* [Problem details]: Copy every entry exactly.

(Extracted records)
******

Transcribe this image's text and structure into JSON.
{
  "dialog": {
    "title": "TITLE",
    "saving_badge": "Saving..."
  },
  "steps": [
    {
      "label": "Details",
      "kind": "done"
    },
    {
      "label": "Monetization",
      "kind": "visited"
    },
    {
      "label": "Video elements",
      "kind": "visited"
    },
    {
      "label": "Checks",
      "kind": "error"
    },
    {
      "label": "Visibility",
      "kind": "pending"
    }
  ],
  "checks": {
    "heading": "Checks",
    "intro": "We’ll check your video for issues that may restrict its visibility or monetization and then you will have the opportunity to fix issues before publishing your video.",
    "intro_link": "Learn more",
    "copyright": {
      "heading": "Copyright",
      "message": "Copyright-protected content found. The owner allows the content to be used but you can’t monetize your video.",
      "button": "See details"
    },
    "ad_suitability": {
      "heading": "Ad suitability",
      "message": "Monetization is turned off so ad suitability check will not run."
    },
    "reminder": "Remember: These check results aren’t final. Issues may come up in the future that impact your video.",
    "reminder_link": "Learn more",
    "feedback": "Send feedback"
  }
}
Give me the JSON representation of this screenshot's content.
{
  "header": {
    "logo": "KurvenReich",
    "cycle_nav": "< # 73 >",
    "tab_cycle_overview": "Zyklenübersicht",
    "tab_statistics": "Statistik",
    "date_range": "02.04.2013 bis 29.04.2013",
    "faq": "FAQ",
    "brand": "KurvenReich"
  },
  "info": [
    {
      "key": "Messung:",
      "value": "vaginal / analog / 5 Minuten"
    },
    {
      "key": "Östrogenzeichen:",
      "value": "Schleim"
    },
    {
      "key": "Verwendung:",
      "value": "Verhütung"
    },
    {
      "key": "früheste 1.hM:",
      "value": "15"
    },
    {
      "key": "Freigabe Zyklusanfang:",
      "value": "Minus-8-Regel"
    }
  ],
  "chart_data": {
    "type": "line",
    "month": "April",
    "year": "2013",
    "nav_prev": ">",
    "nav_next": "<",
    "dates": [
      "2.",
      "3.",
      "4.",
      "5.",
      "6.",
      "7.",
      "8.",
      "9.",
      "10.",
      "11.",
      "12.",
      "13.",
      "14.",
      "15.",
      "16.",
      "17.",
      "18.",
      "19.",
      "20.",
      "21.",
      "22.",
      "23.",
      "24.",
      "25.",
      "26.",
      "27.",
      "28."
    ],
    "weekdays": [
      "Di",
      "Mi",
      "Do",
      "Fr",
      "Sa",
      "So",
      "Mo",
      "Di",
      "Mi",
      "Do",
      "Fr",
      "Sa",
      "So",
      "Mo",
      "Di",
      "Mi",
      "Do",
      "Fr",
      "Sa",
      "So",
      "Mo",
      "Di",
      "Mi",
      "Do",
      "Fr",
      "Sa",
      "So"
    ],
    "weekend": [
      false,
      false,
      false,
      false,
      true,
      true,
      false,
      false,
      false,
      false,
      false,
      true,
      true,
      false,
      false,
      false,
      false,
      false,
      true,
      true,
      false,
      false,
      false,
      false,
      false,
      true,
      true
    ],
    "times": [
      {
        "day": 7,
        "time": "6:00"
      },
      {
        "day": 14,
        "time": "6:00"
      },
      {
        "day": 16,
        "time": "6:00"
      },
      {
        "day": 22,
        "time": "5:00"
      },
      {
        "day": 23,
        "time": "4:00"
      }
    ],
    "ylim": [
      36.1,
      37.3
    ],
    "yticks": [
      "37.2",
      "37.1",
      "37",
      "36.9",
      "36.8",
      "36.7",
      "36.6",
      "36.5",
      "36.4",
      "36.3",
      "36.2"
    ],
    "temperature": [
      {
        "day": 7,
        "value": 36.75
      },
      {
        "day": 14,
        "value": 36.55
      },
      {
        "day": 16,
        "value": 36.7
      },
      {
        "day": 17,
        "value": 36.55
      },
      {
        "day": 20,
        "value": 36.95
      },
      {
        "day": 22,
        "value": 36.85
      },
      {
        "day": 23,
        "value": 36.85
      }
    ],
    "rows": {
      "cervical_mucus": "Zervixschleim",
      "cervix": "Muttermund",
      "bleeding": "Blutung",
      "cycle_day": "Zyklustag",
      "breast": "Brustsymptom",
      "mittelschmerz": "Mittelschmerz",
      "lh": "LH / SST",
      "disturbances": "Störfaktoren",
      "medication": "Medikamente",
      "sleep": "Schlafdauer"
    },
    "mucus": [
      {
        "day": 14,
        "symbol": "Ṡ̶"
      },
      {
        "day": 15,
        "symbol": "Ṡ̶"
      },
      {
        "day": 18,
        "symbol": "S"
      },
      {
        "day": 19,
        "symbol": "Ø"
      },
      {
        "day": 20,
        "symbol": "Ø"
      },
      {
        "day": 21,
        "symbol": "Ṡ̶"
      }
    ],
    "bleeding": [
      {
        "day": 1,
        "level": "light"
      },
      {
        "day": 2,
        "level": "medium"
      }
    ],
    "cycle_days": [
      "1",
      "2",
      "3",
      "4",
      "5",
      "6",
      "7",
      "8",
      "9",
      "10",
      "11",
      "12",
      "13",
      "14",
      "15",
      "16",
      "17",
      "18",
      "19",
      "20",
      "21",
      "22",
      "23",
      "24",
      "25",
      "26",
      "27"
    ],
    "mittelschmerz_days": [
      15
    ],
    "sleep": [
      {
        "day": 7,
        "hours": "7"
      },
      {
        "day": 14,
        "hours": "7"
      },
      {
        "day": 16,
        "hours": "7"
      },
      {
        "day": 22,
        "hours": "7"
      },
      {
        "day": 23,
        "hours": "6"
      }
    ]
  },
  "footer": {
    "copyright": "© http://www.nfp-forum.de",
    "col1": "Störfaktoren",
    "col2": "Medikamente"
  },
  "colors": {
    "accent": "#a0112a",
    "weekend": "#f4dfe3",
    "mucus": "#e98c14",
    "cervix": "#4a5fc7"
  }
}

******

* [Result for this task]:
Transcribe this image's text and structure into JSON.
{
  "dialog": {
    "title": "TITLE",
    "saving_badge": "Saving..."
  },
  "steps": [
    {
      "label": "Details",
      "kind": "done"
    },
    {
      "label": "Monetization",
      "kind": "visited"
    },
    {
      "label": "Video elements",
      "kind": "visited"
    },
    {
      "label": "Checks",
      "kind": "error"
    },
    {
      "label": "Visibility",
      "kind": "pending"
    }
  ],
  "checks": {
    "heading": "Checks",
    "intro": "We’ll check your video for issues that may restrict its visibility or monetization and then you will have the opportunity to fix issues before publishing your video.",
    "intro_link": "Learn more",
    "copyright": {
      "heading": "Copyright",
      "message": "Copyright-protected content found. The owner allows the content to be used but you can’t monetize your video.",
      "button": "See details"
    },
    "ad_suitability": {
      "heading": "Ad suitability",
      "message": "Monetization is turned off so ad suitability check will not run."
    },
    "reminder": "Remember: These check results aren’t final. Issues may come up in the future that impact your video.",
    "reminder_link": "Learn more",
    "feedback": "Send feedback"
  }
}
Give me the JSON representation of this screenshot's content.
{
  "header": {
    "logo": "KurvenReich",
    "cycle_nav": "< # 73 >",
    "tab_cycle_overview": "Zyklenübersicht",
    "tab_statistics": "Statistik",
    "date_range": "02.04.2013 bis 29.04.2013",
    "faq": "FAQ",
    "brand": "KurvenReich"
  },
  "info": [
    {
      "key": "Messung:",
      "value": "vaginal / analog / 5 Minuten"
    },
    {
      "key": "Östrogenzeichen:",
      "value": "Schleim"
    },
    {
      "key": "Verwendung:",
      "value": "Verhütung"
    },
    {
      "key": "früheste 1.hM:",
      "value": "15"
    },
    {
      "key": "Freigabe Zyklusanfang:",
      "value": "Minus-8-Regel"
    }
  ],
  "chart_data": {
    "type": "line",
    "month": "April",
    "year": "2013",
    "nav_prev": ">",
    "nav_next": "<",
    "dates": [
      "2.",
      "3.",
      "4.",
      "5.",
      "6.",
      "7.",
      "8.",
      "9.",
      "10.",
      "11.",
      "12.",
      "13.",
      "14.",
      "15.",
      "16.",
      "17.",
      "18.",
      "19.",
      "20.",
      "21.",
      "22.",
      "23.",
      "24.",
      "25.",
      "26.",
      "27.",
      "28."
    ],
    "weekdays": [
      "Di",
      "Mi",
      "Do",
      "Fr",
      "Sa",
      "So",
      "Mo",
      "Di",
      "Mi",
      "Do",
      "Fr",
      "Sa",
      "So",
      "Mo",
      "Di",
      "Mi",
      "Do",
      "Fr",
      "Sa",
      "So",
      "Mo",
      "Di",
      "Mi",
      "Do",
      "Fr",
      "Sa",
      "So"
    ],
    "weekend": [
      false,
      false,
      false,
      false,
      true,
      true,
      false,
      false,
      false,
      false,
      false,
      true,
      true,
      false,
      false,
      false,
      false,
      false,
      true,
      true,
      false,
      false,
      false,
      false,
      false,
      true,
      true
    ],
    "times": [
      {
        "day": 7,
        "time": "6:00"
      },
      {
        "day": 14,
        "time": "6:00"
      },
      {
        "day": 16,
        "time": "6:00"
      },
      {
        "day": 22,
        "time": "5:00"
      },
      {
        "day": 23,
        "time": "4:00"
      }
    ],
    "ylim": [
      36.1,
      37.3
    ],
    "yticks": [
      "37.2",
      "37.1",
      "37",
      "36.9",
      "36.8",
      "36.7",
      "36.6",
      "36.5",
      "36.4",
      "36.3",
      "36.2"
    ],
    "temperature": [
      {
        "day": 7,
        "value": 36.75
      },
      {
        "day": 14,
        "value": 36.55
      },
      {
        "day": 16,
        "value": 36.7
      },
      {
        "day": 17,
        "value": 36.55
      },
      {
        "day": 20,
        "value": 36.95
      },
      {
        "day": 22,
        "value": 36.85
      },
      {
        "day": 23,
        "value": 36.85
      }
    ],
    "rows": {
      "cervical_mucus": "Zervixschleim",
      "cervix": "Muttermund",
      "bleeding": "Blutung",
      "cycle_day": "Zyklustag",
      "breast": "Brustsymptom",
      "mittelschmerz": "Mittelschmerz",
      "lh": "LH / SST",
      "disturbances": "Störfaktoren",
      "medication": "Medikamente",
      "sleep": "Schlafdauer"
    },
    "mucus": [
      {
        "day": 14,
        "symbol": "Ṡ̶"
      },
      {
        "day": 15,
        "symbol": "Ṡ̶"
      },
      {
        "day": 18,
        "symbol": "S"
      },
      {
        "day": 19,
        "symbol": "Ø"
      },
      {
        "day": 20,
        "symbol": "Ø"
      },
      {
        "day": 21,
        "symbol": "Ṡ̶"
      }
    ],
    "bleeding": [
      {
        "day": 1,
        "level": "light"
      },
      {
        "day": 2,
        "level": "medium"
      }
    ],
    "cycle_days": [
      "1",
      "2",
      "3",
      "4",
      "5",
      "6",
      "7",
      "8",
      "9",
      "10",
      "11",
      "12",
      "13",
      "14",
      "15",
      "16",
      "17",
      "18",
      "19",
      "20",
      "21",
      "22",
      "23",
      "24",
      "25",
      "26",
      "27"
    ],
    "mittelschmerz_days": [
      15
    ],
    "sleep": [
      {
        "day": 7,
        "hours": "7"
      },
      {
        "day": 14,
        "hours": "7"
      },
      {
        "day": 16,
        "hours": "7"
      },
      {
        "day": 22,
        "hours": "7"
      },
      {
        "day": 23,
        "hours": "6"
      }
    ]
  },
  "footer": {
    "copyright": "© http://www.nfp-forum.de",
    "col1": "Störfaktoren",
    "col2": "Medikamente"
  },
  "colors": {
    "accent": "#a0112a",
    "weekend": "#f4dfe3",
    "mucus": "#e98c14",
    "cervix": "#4a5fc7"
  }
}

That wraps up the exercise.